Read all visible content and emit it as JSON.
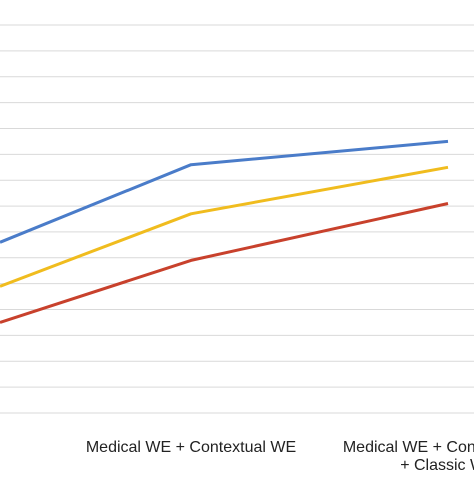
{
  "chart_data": {
    "type": "line",
    "categories": [
      "",
      "Medical WE + Contextual WE",
      "Medical WE + Contextual WE + Classic WE"
    ],
    "category_label_lines": [
      [
        ""
      ],
      [
        "Medical WE + Contextual WE"
      ],
      [
        "Medical WE + Contextual WE",
        "+ Classic WE"
      ]
    ],
    "series": [
      {
        "color": "#4a7cc9",
        "values": [
          0.63,
          0.78,
          0.825
        ]
      },
      {
        "color": "#f0bc1e",
        "values": [
          0.545,
          0.685,
          0.775
        ]
      },
      {
        "color": "#c8412c",
        "values": [
          0.475,
          0.595,
          0.705
        ]
      }
    ],
    "ylim": [
      0.3,
      1.05
    ],
    "grid": true,
    "legend": "none"
  }
}
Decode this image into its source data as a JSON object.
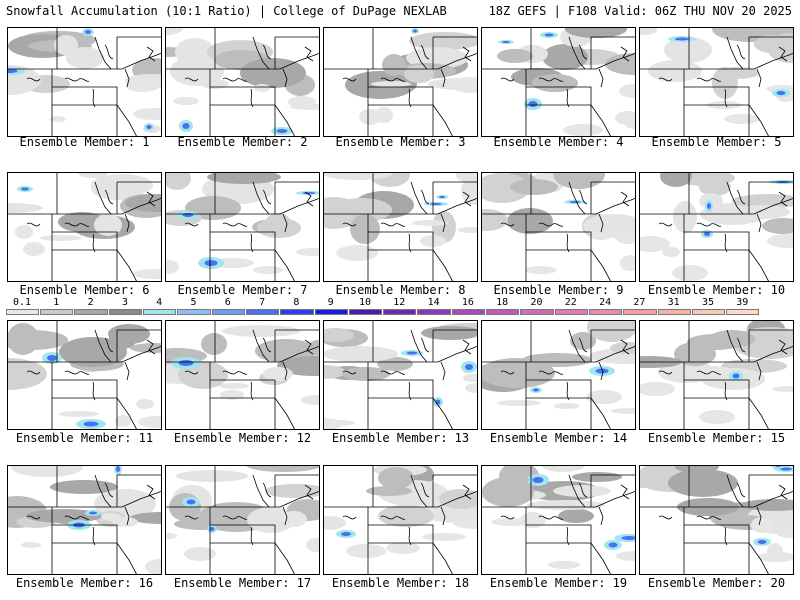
{
  "header": {
    "title": "Snowfall Accumulation (10:1 Ratio) | College of DuPage NEXLAB",
    "run_info": "18Z GEFS | F108 Valid: 06Z THU NOV 20 2025"
  },
  "member_label_prefix": "Ensemble Member: ",
  "members": [
    {
      "label": "Ensemble Member: 1"
    },
    {
      "label": "Ensemble Member: 2"
    },
    {
      "label": "Ensemble Member: 3"
    },
    {
      "label": "Ensemble Member: 4"
    },
    {
      "label": "Ensemble Member: 5"
    },
    {
      "label": "Ensemble Member: 6"
    },
    {
      "label": "Ensemble Member: 7"
    },
    {
      "label": "Ensemble Member: 8"
    },
    {
      "label": "Ensemble Member: 9"
    },
    {
      "label": "Ensemble Member: 10"
    },
    {
      "label": "Ensemble Member: 11"
    },
    {
      "label": "Ensemble Member: 12"
    },
    {
      "label": "Ensemble Member: 13"
    },
    {
      "label": "Ensemble Member: 14"
    },
    {
      "label": "Ensemble Member: 15"
    },
    {
      "label": "Ensemble Member: 16"
    },
    {
      "label": "Ensemble Member: 17"
    },
    {
      "label": "Ensemble Member: 18"
    },
    {
      "label": "Ensemble Member: 19"
    },
    {
      "label": "Ensemble Member: 20"
    }
  ],
  "colorbar": {
    "labels": [
      "0.1",
      "1",
      "2",
      "3",
      "4",
      "5",
      "6",
      "7",
      "8",
      "9",
      "10",
      "12",
      "14",
      "16",
      "18",
      "20",
      "22",
      "24",
      "27",
      "31",
      "35",
      "39"
    ],
    "colors": [
      "#e6e6e6",
      "#c9c9c9",
      "#a8a8a8",
      "#8a8a8a",
      "#9fe6ee",
      "#8fbff2",
      "#6f9df0",
      "#4a6ff0",
      "#2a3df0",
      "#1a1ae0",
      "#4a1aa8",
      "#6a2ab0",
      "#8a3ab8",
      "#a84ab8",
      "#c05ab8",
      "#d26ab8",
      "#e07ab8",
      "#ea8ab0",
      "#f09ea0",
      "#f4b4a4",
      "#f7c8b4",
      "#fadcc8"
    ]
  }
}
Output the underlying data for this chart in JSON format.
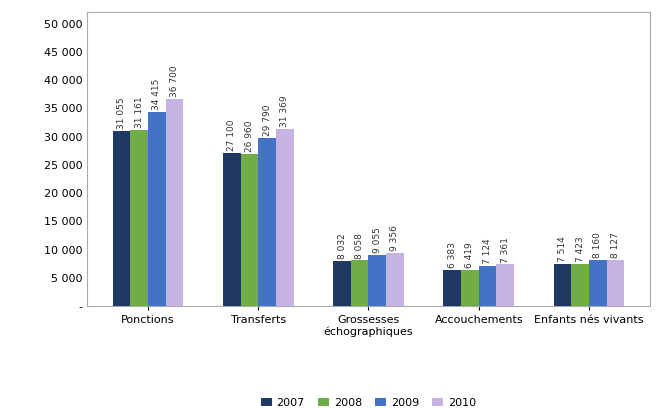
{
  "categories": [
    "Ponctions",
    "Transferts",
    "Grossesses\néchographiques",
    "Accouchements",
    "Enfants nés vivants"
  ],
  "years": [
    "2007",
    "2008",
    "2009",
    "2010"
  ],
  "values": [
    [
      31055,
      31161,
      34415,
      36700
    ],
    [
      27100,
      26960,
      29790,
      31369
    ],
    [
      8032,
      8058,
      9055,
      9356
    ],
    [
      6383,
      6419,
      7124,
      7361
    ],
    [
      7514,
      7423,
      8160,
      8127
    ]
  ],
  "bar_colors": [
    "#1F3864",
    "#70AD47",
    "#4472C4",
    "#C5B4E3"
  ],
  "ylim": [
    0,
    52000
  ],
  "yticks": [
    0,
    5000,
    10000,
    15000,
    20000,
    25000,
    30000,
    35000,
    40000,
    45000,
    50000
  ],
  "ytick_labels": [
    "-",
    "5 000",
    "10 000",
    "15 000",
    "20 000",
    "25 000",
    "30 000",
    "35 000",
    "40 000",
    "45 000",
    "50 000"
  ],
  "bar_width": 0.16,
  "value_labels": [
    [
      "31 055",
      "31 161",
      "34 415",
      "36 700"
    ],
    [
      "27 100",
      "26 960",
      "29 790",
      "31 369"
    ],
    [
      "8 032",
      "8 058",
      "9 055",
      "9 356"
    ],
    [
      "6 383",
      "6 419",
      "7 124",
      "7 361"
    ],
    [
      "7 514",
      "7 423",
      "8 160",
      "8 127"
    ]
  ],
  "label_fontsize": 6.5,
  "tick_fontsize": 8,
  "legend_fontsize": 8,
  "figure_width": 6.7,
  "figure_height": 4.08,
  "dpi": 100
}
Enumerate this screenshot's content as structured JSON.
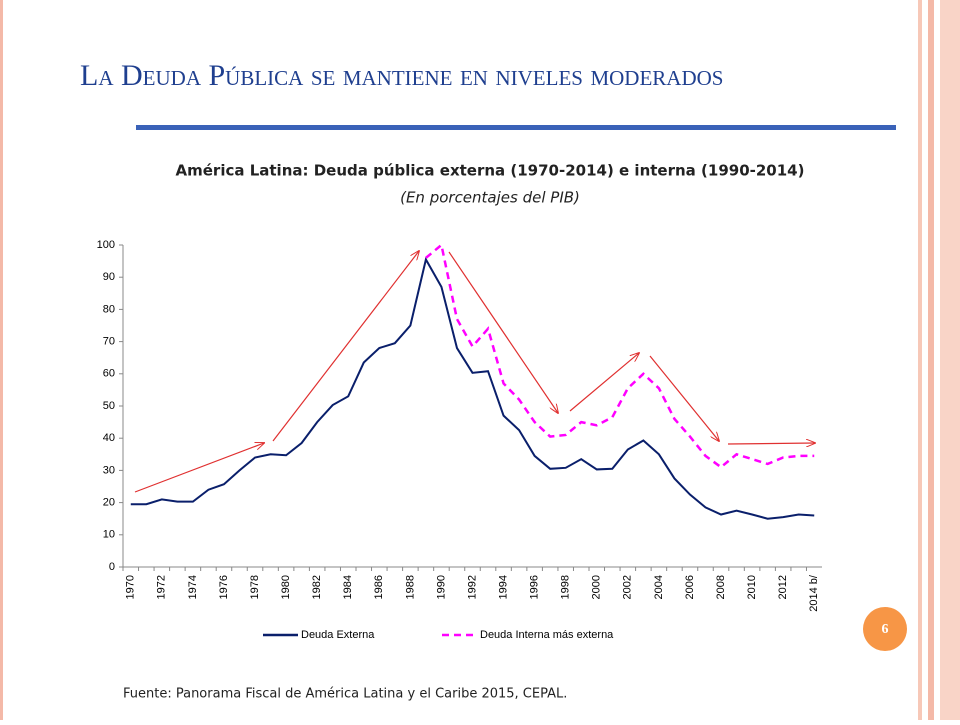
{
  "slide_title": "La Deuda Pública se mantiene en niveles moderados",
  "source": "Fuente: Panorama Fiscal  de América Latina y el Caribe 2015, CEPAL.",
  "page_number": 6,
  "chart_data": {
    "type": "line",
    "title": "América Latina: Deuda pública externa (1970-2014) e interna (1990-2014)",
    "subtitle": "(En porcentajes del PIB)",
    "categories": [
      "1970",
      null,
      "1972",
      null,
      "1974",
      null,
      "1976",
      null,
      "1978",
      null,
      "1980",
      null,
      "1982",
      null,
      "1984",
      null,
      "1986",
      null,
      "1988",
      null,
      "1990",
      null,
      "1992",
      null,
      "1994",
      null,
      "1996",
      null,
      "1998",
      null,
      "2000",
      null,
      "2002",
      null,
      "2004",
      null,
      "2006",
      null,
      "2008",
      null,
      "2010",
      null,
      "2012",
      null,
      "2014 b/"
    ],
    "series": [
      {
        "name": "Deuda Externa",
        "color": "#0a1f6b",
        "dash": false,
        "values": [
          19.5,
          19.5,
          21,
          20.3,
          20.3,
          24,
          25.7,
          30,
          34,
          35,
          34.7,
          38.5,
          45,
          50.3,
          53,
          63.5,
          68,
          69.5,
          75,
          95.5,
          87,
          68,
          60.3,
          60.8,
          47,
          42.5,
          34.5,
          30.5,
          30.8,
          33.5,
          30.3,
          30.5,
          36.5,
          39.3,
          35,
          27.5,
          22.5,
          18.5,
          16.3,
          17.5,
          16.3,
          15,
          15.5,
          16.3,
          16
        ]
      },
      {
        "name": "Deuda Interna más externa",
        "color": "#ff00ff",
        "dash": true,
        "values": [
          null,
          null,
          null,
          null,
          null,
          null,
          null,
          null,
          null,
          null,
          null,
          null,
          null,
          null,
          null,
          null,
          null,
          null,
          null,
          96,
          100,
          77,
          68.5,
          74,
          57,
          52,
          45,
          40.5,
          41,
          45,
          44,
          46.5,
          55.5,
          60,
          55.5,
          46,
          40.5,
          34.5,
          31,
          35,
          33.5,
          32,
          34,
          34.5,
          34.5
        ]
      }
    ],
    "ylim": [
      0,
      100
    ],
    "yticks": [
      0,
      10,
      20,
      30,
      40,
      50,
      60,
      70,
      80,
      90,
      100
    ],
    "grid": false
  }
}
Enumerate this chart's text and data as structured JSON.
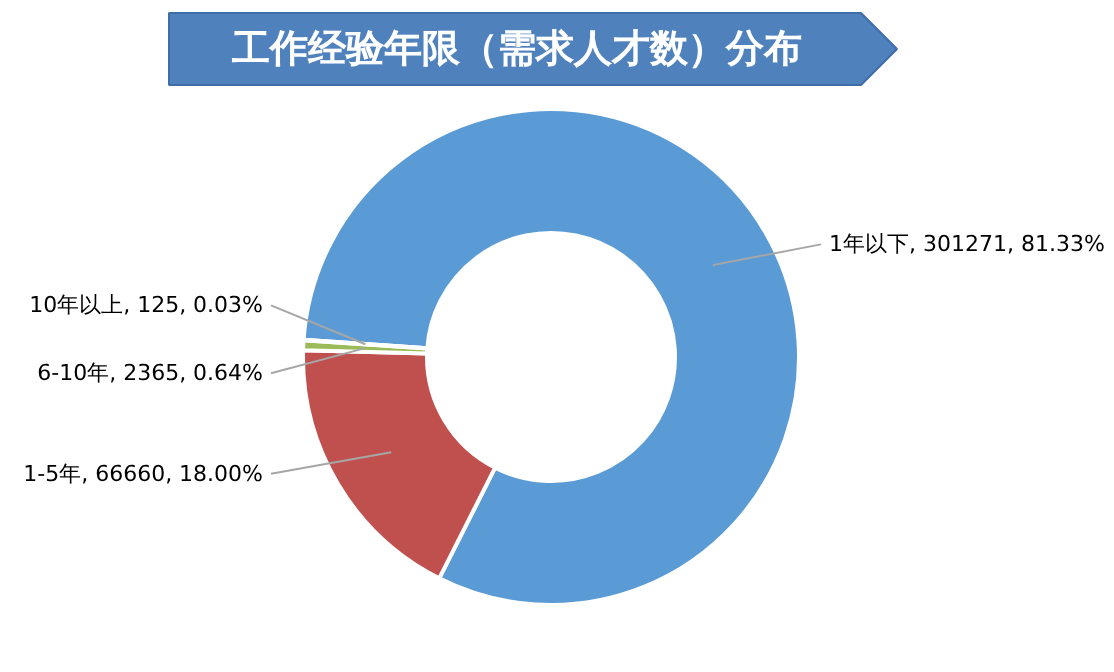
{
  "chart_data": {
    "type": "donut",
    "title": "工作经验年限（需求人才数）分布",
    "categories": [
      "1年以下",
      "1-5年",
      "6-10年",
      "10年以上"
    ],
    "values": [
      301271,
      66660,
      2365,
      125
    ],
    "value_labels": [
      "301271, 81.33%",
      "66660, 18.00%",
      "2365, 0.64%",
      "125, 0.03%"
    ],
    "colors": [
      "#5b9bd5",
      "#c0504d",
      "#9bbb59",
      "#8064a2"
    ]
  }
}
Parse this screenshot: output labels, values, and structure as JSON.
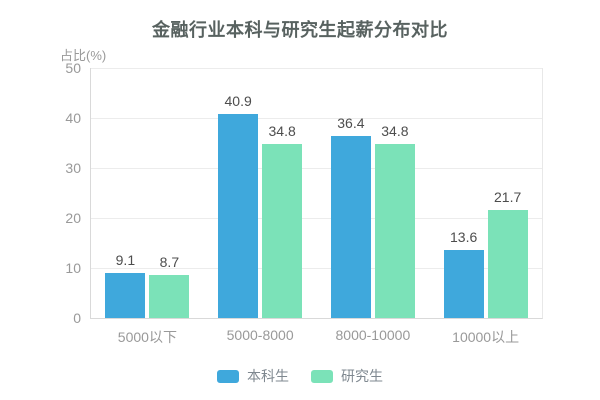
{
  "title": "金融行业本科与研究生起薪分布对比",
  "y_axis_name": "占比(%)",
  "colors": {
    "background": "#FFFFFF",
    "title": "#586260",
    "axis_label": "#999999",
    "value_label": "#4D4D4D",
    "legend_text": "#7F8890",
    "grid_line": "#ECECEC",
    "axis_line": "#D9D9D9",
    "plot_right_border": "#E8E8E8",
    "series_bachelor": "#3FA8DC",
    "series_graduate": "#7BE2B8"
  },
  "chart_data": {
    "type": "bar",
    "title": "金融行业本科与研究生起薪分布对比",
    "categories": [
      "5000以下",
      "5000-8000",
      "8000-10000",
      "10000以上"
    ],
    "series": [
      {
        "name": "本科生",
        "key": "bachelor",
        "color": "#3FA8DC",
        "values": [
          9.1,
          40.9,
          36.4,
          13.6
        ]
      },
      {
        "name": "研究生",
        "key": "graduate",
        "color": "#7BE2B8",
        "values": [
          8.7,
          34.8,
          34.8,
          21.7
        ]
      }
    ],
    "xlabel": "",
    "ylabel": "占比(%)",
    "ylim": [
      0,
      50
    ],
    "y_ticks": [
      0,
      10,
      20,
      30,
      40,
      50
    ],
    "grid": true,
    "value_labels_shown": true,
    "legend_position": "bottom",
    "legend_items": [
      "本科生",
      "研究生"
    ]
  }
}
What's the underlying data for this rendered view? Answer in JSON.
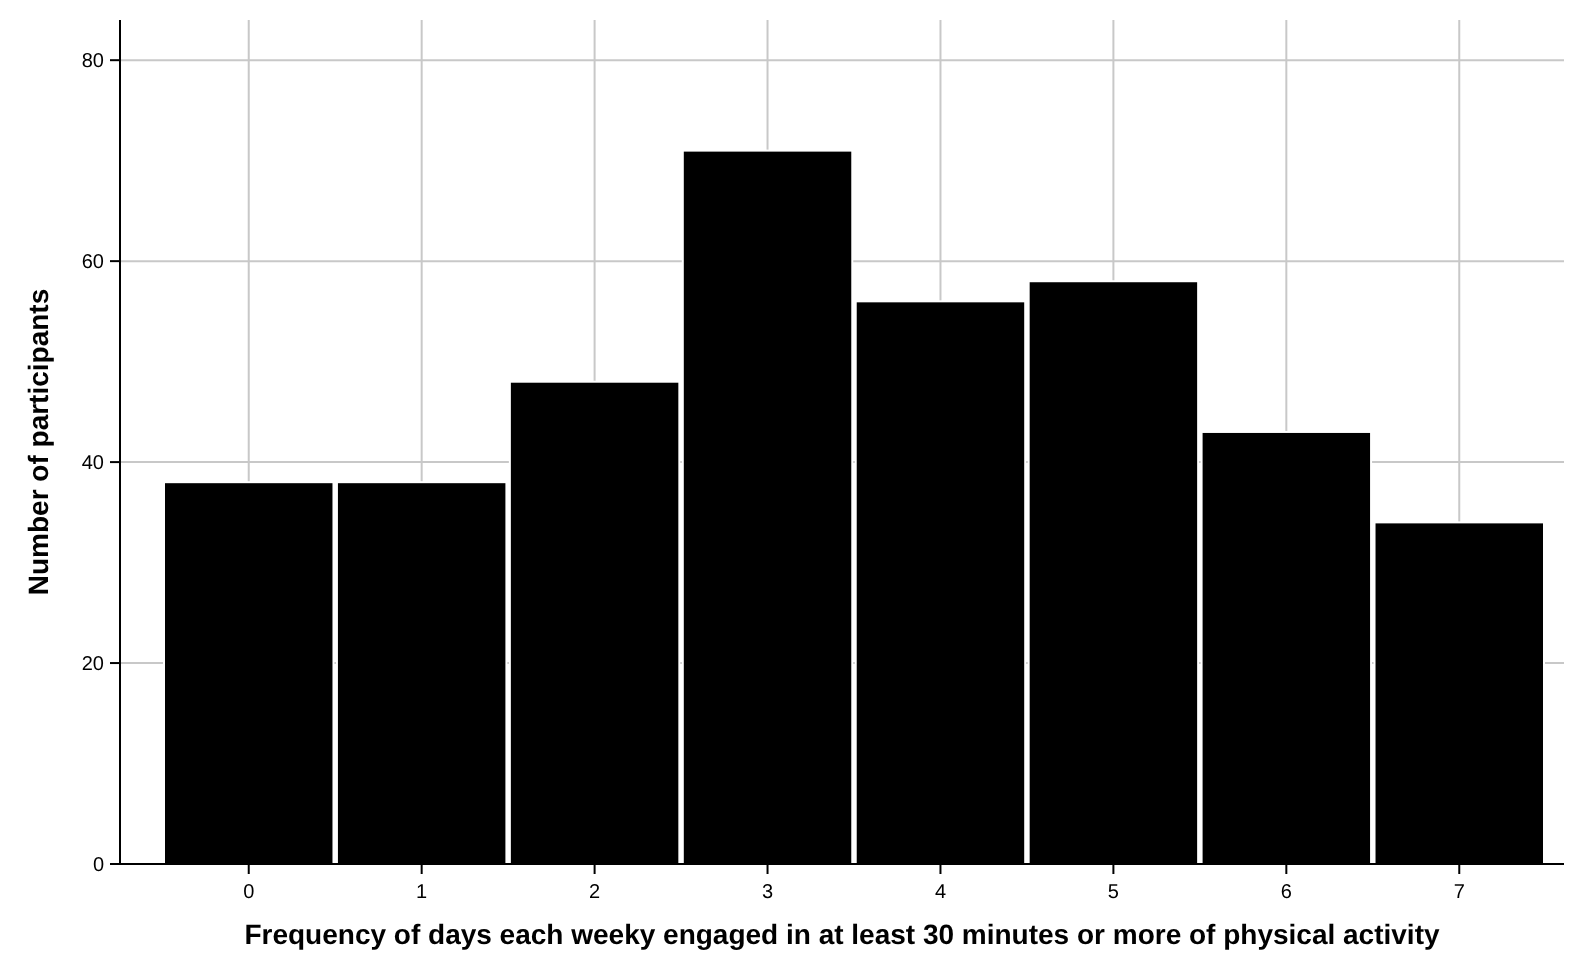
{
  "chart_data": {
    "type": "bar",
    "xlabel": "Frequency of days each weeky engaged in at least 30 minutes or more of physical activity",
    "ylabel": "Number of participants",
    "categories": [
      "0",
      "1",
      "2",
      "3",
      "4",
      "5",
      "6",
      "7"
    ],
    "values": [
      38,
      38,
      48,
      71,
      56,
      58,
      43,
      34
    ],
    "color": "#000000",
    "ylim": [
      0,
      84
    ],
    "yticks": [
      0,
      20,
      40,
      60,
      80
    ],
    "grid": true
  }
}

^^^^

* What to produce
Copy all lines from the material that include "content".

* Result
Read all visible content and emit it as JSON.
Enumerate this screenshot's content as structured JSON.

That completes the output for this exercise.